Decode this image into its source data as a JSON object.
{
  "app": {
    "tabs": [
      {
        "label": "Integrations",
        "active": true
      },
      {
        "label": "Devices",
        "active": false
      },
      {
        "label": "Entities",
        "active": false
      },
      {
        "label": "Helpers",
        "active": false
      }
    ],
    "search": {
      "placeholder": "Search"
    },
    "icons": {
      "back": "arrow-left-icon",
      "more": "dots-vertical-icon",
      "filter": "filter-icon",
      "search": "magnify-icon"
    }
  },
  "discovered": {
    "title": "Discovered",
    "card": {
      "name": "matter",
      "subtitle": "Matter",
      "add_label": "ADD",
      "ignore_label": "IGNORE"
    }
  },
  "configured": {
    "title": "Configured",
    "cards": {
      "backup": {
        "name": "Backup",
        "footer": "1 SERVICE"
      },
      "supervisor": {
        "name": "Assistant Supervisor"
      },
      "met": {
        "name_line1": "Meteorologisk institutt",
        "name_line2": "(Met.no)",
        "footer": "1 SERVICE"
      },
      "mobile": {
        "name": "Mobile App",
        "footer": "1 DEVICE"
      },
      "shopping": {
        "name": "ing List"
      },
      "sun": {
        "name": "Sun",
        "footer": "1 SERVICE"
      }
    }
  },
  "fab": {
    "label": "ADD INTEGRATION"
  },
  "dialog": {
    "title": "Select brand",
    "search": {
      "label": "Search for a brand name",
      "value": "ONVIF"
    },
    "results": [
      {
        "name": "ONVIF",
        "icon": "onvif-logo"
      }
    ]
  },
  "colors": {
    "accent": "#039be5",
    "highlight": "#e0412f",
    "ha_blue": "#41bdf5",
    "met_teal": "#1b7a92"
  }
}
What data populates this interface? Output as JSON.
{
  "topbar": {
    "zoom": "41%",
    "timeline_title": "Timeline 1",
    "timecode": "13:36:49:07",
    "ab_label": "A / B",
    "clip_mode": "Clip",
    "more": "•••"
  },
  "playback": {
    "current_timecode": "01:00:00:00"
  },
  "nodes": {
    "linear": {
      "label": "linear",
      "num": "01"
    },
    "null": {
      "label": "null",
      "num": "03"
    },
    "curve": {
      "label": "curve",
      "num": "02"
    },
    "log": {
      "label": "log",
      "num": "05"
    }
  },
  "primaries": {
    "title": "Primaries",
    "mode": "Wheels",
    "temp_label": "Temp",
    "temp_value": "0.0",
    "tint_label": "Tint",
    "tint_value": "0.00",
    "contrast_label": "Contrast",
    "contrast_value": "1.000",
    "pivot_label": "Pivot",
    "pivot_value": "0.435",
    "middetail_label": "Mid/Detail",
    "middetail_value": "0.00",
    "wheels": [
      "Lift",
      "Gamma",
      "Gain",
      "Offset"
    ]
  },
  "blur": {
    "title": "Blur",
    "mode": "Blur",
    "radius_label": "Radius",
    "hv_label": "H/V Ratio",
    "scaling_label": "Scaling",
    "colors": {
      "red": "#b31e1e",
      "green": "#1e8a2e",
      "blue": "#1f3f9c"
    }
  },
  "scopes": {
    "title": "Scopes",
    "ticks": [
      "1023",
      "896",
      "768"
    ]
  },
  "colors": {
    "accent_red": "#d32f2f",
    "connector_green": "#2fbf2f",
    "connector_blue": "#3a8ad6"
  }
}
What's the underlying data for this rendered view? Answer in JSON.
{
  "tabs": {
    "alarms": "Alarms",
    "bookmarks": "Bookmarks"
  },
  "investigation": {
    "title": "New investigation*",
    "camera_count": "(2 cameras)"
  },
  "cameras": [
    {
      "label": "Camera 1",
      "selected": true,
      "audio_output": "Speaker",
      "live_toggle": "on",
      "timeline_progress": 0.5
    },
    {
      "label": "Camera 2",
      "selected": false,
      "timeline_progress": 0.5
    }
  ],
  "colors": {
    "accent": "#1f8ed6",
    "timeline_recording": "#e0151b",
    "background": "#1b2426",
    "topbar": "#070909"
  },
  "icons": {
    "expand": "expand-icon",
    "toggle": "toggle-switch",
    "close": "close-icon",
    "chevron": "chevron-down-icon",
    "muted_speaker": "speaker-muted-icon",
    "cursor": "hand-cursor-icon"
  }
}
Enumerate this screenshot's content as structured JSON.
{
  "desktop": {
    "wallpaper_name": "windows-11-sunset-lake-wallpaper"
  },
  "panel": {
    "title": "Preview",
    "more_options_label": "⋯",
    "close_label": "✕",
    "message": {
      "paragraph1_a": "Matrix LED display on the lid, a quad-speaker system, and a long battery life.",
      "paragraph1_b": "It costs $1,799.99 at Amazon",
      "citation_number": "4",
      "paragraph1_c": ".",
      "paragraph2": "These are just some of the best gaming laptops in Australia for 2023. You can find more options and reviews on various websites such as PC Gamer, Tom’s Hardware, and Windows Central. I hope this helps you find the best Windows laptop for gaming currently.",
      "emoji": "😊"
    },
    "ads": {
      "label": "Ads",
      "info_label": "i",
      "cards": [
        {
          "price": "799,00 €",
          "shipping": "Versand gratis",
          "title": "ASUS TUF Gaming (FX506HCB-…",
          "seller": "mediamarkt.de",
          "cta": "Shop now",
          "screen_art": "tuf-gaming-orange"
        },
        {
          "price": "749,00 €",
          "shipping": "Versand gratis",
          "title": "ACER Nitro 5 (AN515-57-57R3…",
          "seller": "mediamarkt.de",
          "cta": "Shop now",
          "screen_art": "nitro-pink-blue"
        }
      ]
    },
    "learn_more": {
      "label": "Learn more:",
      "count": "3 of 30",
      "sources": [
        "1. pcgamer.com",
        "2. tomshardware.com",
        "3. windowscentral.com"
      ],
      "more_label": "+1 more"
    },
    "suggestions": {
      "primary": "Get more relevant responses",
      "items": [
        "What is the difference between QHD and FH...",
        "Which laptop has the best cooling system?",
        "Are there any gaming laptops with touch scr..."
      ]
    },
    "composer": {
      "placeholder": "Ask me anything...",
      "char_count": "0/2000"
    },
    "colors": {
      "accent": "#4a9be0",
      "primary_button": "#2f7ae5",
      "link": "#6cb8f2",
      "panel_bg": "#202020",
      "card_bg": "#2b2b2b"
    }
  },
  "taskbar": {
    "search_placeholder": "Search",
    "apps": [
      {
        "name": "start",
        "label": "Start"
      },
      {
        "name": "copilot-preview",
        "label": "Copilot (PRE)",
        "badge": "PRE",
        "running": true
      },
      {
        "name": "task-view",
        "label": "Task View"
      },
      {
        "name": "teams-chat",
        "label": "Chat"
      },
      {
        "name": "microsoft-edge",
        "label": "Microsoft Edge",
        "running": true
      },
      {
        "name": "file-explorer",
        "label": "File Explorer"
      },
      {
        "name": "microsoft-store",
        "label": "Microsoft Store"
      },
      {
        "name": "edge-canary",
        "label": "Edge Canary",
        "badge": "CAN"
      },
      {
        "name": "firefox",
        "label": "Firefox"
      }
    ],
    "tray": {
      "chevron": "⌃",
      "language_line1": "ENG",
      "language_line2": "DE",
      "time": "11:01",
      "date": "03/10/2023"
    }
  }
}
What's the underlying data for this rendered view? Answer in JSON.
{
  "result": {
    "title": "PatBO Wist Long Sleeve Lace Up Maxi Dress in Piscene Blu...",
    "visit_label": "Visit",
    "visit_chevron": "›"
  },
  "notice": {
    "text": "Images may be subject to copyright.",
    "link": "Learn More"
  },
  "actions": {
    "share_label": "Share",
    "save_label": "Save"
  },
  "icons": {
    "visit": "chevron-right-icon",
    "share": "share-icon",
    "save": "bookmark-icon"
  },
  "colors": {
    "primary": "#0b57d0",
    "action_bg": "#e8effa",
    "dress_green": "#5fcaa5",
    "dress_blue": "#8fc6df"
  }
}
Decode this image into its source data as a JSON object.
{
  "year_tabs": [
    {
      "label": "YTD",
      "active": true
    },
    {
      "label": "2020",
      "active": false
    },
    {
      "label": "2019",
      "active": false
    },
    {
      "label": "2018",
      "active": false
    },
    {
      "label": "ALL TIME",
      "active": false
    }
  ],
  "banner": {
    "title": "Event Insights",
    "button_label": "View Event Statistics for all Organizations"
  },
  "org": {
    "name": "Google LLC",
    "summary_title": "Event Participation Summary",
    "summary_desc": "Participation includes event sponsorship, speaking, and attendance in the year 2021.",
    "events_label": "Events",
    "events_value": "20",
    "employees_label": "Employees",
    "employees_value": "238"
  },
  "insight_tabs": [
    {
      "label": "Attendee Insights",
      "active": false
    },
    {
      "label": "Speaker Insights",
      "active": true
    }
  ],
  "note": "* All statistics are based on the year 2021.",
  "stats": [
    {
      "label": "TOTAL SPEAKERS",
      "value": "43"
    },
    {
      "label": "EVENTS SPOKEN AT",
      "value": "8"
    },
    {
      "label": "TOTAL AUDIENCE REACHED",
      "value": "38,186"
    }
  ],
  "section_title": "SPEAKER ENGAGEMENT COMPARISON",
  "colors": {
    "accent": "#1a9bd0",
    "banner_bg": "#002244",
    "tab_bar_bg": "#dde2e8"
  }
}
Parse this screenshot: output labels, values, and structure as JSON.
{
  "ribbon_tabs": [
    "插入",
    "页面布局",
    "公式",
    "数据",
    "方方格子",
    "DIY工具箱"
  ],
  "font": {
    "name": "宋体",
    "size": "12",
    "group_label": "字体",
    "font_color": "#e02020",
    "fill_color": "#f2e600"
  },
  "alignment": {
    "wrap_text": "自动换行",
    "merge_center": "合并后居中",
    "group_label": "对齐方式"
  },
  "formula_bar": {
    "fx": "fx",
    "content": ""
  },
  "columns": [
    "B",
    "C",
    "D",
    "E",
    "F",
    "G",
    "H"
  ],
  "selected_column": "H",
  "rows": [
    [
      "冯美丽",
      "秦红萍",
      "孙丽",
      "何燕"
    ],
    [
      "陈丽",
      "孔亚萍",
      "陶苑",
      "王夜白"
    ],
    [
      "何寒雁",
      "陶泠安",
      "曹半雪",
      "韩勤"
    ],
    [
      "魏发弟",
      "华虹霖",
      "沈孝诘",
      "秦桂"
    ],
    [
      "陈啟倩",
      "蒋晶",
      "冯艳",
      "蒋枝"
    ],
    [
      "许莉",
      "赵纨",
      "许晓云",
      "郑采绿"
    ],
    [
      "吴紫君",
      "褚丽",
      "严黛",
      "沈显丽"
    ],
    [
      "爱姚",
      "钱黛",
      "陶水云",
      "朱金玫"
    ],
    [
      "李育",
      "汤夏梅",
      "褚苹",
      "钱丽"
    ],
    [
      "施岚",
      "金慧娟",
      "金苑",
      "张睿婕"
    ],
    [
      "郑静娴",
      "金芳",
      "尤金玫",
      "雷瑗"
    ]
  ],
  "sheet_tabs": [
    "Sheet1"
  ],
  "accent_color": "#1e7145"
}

--

Work to complete: All lines in the data that contain the word "JSON" should be copied.

Response to the exercise:
Decode this image into its source data as a JSON object.
What data populates this interface? Output as JSON.
What's the underlying data for this rendered view? Answer in JSON.
Enumerate this screenshot's content as structured JSON.
What's the underlying data for this rendered view? Answer in JSON.
Decode this image into its source data as a JSON object.
Parse this screenshot: output labels, values, and structure as JSON.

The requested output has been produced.